TASK GOAL: Type every record exactly as it appears.

DATA PROVIDED:
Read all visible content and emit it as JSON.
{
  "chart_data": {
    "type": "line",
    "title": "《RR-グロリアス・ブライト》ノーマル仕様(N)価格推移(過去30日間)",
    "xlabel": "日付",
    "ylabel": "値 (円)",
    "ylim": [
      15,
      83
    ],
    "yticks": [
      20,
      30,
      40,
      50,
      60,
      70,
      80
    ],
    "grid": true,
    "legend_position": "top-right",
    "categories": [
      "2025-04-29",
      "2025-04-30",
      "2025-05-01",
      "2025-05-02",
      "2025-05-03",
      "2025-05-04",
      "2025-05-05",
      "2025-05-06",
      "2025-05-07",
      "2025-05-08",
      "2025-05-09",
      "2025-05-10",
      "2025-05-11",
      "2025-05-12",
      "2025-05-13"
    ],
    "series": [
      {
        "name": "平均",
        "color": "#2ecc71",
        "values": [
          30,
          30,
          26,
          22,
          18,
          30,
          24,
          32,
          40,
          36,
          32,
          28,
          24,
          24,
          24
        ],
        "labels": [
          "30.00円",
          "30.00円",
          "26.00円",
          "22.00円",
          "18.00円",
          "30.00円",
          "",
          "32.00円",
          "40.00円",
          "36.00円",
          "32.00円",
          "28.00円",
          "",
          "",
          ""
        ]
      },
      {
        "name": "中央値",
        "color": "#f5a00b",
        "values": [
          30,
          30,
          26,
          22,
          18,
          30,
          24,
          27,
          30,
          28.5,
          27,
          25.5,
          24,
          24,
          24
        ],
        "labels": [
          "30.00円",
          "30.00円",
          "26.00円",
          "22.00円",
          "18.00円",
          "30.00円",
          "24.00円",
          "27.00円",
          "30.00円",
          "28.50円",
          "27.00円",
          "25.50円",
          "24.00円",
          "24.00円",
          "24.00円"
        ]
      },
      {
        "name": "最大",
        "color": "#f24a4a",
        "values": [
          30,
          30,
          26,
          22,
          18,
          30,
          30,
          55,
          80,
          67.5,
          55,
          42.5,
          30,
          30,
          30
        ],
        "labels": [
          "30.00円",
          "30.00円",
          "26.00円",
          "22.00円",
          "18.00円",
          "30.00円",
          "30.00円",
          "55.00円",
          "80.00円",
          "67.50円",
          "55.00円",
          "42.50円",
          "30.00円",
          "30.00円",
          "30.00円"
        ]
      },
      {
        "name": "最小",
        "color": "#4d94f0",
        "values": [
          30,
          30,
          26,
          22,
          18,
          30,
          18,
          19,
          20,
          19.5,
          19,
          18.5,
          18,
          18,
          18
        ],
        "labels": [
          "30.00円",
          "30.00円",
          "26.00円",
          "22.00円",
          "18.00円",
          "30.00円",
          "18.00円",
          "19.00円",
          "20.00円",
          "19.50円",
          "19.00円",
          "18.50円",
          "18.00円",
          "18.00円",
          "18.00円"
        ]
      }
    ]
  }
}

RIGHT ANSWER:
Read all visible content and emit it as JSON.
{
  "chart_data": {
    "type": "line",
    "title": "《RR-グロリアス・ブライト》ノーマル仕様(N)価格推移(過去30日間)",
    "xlabel": "日付",
    "ylabel": "値 (円)",
    "ylim": [
      15,
      83
    ],
    "yticks": [
      20,
      30,
      40,
      50,
      60,
      70,
      80
    ],
    "grid": true,
    "legend_position": "top-right",
    "categories": [
      "2025-04-29",
      "2025-04-30",
      "2025-05-01",
      "2025-05-02",
      "2025-05-03",
      "2025-05-04",
      "2025-05-05",
      "2025-05-06",
      "2025-05-07",
      "2025-05-08",
      "2025-05-09",
      "2025-05-10",
      "2025-05-11",
      "2025-05-12",
      "2025-05-13"
    ],
    "series": [
      {
        "name": "平均",
        "color": "#2ecc71",
        "values": [
          30,
          30,
          26,
          22,
          18,
          30,
          24,
          32,
          40,
          36,
          32,
          28,
          24,
          24,
          24
        ],
        "labels": [
          "30.00円",
          "30.00円",
          "26.00円",
          "22.00円",
          "18.00円",
          "30.00円",
          "",
          "32.00円",
          "40.00円",
          "36.00円",
          "32.00円",
          "28.00円",
          "",
          "",
          ""
        ]
      },
      {
        "name": "中央値",
        "color": "#f5a00b",
        "values": [
          30,
          30,
          26,
          22,
          18,
          30,
          24,
          27,
          30,
          28.5,
          27,
          25.5,
          24,
          24,
          24
        ],
        "labels": [
          "30.00円",
          "30.00円",
          "26.00円",
          "22.00円",
          "18.00円",
          "30.00円",
          "24.00円",
          "27.00円",
          "30.00円",
          "28.50円",
          "27.00円",
          "25.50円",
          "24.00円",
          "24.00円",
          "24.00円"
        ]
      },
      {
        "name": "最大",
        "color": "#f24a4a",
        "values": [
          30,
          30,
          26,
          22,
          18,
          30,
          30,
          55,
          80,
          67.5,
          55,
          42.5,
          30,
          30,
          30
        ],
        "labels": [
          "30.00円",
          "30.00円",
          "26.00円",
          "22.00円",
          "18.00円",
          "30.00円",
          "30.00円",
          "55.00円",
          "80.00円",
          "67.50円",
          "55.00円",
          "42.50円",
          "30.00円",
          "30.00円",
          "30.00円"
        ]
      },
      {
        "name": "最小",
        "color": "#4d94f0",
        "values": [
          30,
          30,
          26,
          22,
          18,
          30,
          18,
          19,
          20,
          19.5,
          19,
          18.5,
          18,
          18,
          18
        ],
        "labels": [
          "30.00円",
          "30.00円",
          "26.00円",
          "22.00円",
          "18.00円",
          "30.00円",
          "18.00円",
          "19.00円",
          "20.00円",
          "19.50円",
          "19.00円",
          "18.50円",
          "18.00円",
          "18.00円",
          "18.00円"
        ]
      }
    ]
  }
}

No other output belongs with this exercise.